**What to do:** Your answer should be a single number: the count of lines that include "Nengshang".

--- Start Information supplied ---

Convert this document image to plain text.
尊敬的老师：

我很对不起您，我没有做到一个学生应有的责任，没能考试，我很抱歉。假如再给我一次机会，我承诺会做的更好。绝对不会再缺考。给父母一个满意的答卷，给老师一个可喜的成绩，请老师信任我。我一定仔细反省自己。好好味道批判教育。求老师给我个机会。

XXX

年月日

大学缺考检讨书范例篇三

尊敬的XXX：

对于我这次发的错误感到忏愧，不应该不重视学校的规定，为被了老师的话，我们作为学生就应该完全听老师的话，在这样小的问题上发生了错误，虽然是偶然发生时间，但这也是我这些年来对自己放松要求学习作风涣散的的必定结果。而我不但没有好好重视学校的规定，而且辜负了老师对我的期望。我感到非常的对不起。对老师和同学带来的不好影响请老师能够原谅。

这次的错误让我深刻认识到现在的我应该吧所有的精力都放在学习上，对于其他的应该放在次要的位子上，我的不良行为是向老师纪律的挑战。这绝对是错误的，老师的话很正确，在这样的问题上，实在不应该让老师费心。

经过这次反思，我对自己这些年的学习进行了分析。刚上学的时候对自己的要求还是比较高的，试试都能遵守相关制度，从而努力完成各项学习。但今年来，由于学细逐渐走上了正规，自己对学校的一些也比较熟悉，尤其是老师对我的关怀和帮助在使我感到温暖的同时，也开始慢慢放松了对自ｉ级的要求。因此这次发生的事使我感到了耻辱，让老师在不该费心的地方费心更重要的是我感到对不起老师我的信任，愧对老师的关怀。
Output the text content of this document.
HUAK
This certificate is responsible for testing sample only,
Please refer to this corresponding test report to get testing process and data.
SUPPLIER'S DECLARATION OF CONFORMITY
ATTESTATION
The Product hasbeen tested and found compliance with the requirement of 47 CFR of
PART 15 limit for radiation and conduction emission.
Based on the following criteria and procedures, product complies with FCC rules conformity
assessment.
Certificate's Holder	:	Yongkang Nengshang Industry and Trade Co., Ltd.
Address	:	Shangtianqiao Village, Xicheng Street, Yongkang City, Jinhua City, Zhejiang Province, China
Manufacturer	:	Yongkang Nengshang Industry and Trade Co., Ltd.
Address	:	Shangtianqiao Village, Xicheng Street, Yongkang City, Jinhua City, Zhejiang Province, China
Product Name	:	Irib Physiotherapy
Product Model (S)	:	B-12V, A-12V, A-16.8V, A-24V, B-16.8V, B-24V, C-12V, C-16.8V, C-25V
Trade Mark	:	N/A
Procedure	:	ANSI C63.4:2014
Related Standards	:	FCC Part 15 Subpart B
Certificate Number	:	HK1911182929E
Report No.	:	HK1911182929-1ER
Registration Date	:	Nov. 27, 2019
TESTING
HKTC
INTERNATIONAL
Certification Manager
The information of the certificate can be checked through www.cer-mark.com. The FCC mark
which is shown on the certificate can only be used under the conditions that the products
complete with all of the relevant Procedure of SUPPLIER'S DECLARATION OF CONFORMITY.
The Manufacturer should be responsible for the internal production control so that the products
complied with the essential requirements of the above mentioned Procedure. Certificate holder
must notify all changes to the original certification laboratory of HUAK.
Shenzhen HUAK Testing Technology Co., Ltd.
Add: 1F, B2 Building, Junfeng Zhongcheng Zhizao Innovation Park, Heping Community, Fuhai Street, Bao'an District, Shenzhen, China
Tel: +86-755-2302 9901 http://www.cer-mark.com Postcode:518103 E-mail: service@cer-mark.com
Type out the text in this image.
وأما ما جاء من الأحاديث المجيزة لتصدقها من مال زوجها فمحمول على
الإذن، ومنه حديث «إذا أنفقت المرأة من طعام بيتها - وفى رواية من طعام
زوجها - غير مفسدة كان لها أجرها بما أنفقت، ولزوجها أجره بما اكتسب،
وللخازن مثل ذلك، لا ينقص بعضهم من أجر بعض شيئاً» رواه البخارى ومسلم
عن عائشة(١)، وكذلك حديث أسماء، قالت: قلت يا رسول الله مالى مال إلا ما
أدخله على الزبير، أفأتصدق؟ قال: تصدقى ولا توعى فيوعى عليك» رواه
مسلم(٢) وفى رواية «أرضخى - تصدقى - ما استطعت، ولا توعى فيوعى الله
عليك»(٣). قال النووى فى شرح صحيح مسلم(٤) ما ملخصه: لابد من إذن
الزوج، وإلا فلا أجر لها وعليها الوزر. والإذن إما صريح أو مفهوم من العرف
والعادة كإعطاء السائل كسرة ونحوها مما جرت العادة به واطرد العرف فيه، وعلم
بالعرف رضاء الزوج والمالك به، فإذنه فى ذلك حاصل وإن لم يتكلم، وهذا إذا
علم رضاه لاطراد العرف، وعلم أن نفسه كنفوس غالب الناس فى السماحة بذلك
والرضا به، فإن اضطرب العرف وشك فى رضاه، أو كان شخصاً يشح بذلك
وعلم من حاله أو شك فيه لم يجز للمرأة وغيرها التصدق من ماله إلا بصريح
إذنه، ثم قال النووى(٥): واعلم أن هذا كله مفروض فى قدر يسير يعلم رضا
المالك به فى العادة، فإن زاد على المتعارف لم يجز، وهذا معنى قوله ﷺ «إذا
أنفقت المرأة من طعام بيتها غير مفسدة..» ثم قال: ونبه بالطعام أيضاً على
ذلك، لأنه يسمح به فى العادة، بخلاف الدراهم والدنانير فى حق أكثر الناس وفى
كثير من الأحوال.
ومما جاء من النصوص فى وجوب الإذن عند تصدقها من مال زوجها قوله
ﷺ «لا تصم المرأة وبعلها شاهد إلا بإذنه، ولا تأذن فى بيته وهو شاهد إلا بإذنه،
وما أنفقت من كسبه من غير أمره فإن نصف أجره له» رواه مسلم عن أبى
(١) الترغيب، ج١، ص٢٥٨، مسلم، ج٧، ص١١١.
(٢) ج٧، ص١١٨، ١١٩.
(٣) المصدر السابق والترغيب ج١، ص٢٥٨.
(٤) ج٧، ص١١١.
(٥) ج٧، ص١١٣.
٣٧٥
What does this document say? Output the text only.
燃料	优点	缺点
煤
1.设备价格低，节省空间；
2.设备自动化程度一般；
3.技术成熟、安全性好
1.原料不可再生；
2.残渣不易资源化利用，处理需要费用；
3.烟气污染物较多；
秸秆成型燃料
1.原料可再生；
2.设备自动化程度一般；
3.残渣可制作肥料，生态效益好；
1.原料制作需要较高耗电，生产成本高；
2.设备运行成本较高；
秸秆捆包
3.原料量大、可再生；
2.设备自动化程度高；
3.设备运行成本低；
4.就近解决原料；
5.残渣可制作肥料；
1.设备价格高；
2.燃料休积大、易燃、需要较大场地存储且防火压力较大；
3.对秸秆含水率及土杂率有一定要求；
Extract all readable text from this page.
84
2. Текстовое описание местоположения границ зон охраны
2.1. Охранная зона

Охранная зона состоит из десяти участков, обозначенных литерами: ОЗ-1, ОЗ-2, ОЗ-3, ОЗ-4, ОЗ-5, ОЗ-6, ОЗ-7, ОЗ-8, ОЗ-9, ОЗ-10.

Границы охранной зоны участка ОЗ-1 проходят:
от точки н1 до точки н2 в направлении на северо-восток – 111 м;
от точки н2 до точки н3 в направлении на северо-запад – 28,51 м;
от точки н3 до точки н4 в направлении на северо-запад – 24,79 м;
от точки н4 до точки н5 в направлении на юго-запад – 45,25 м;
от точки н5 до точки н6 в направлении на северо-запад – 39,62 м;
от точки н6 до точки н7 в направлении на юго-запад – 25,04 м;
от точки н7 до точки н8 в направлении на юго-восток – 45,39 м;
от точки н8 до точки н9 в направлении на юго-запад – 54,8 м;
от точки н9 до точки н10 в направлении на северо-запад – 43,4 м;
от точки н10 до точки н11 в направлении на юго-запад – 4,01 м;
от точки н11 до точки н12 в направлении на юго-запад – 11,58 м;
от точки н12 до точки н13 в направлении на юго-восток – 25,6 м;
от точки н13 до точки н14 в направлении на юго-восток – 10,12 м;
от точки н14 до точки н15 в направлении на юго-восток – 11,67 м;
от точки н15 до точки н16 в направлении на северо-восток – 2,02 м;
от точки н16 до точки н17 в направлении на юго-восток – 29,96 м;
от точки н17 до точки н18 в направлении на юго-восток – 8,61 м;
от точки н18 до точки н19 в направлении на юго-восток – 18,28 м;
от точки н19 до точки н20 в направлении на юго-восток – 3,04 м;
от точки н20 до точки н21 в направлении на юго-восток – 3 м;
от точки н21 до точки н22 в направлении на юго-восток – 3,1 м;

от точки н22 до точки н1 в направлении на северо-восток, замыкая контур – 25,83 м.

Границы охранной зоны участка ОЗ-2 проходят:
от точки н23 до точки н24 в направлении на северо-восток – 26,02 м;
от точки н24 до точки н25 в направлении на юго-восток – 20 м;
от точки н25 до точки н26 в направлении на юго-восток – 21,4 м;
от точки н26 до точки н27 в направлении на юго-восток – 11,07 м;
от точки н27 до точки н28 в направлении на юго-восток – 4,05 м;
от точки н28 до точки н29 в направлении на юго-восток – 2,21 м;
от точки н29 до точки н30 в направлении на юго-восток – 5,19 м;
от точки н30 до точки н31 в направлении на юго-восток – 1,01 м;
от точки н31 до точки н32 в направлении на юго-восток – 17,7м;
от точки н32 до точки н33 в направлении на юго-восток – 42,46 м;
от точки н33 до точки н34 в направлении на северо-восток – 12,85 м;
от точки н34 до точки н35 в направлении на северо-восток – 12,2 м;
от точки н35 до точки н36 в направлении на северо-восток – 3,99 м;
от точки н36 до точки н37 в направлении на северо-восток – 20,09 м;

--- End Information supplied ---

**The output:** 2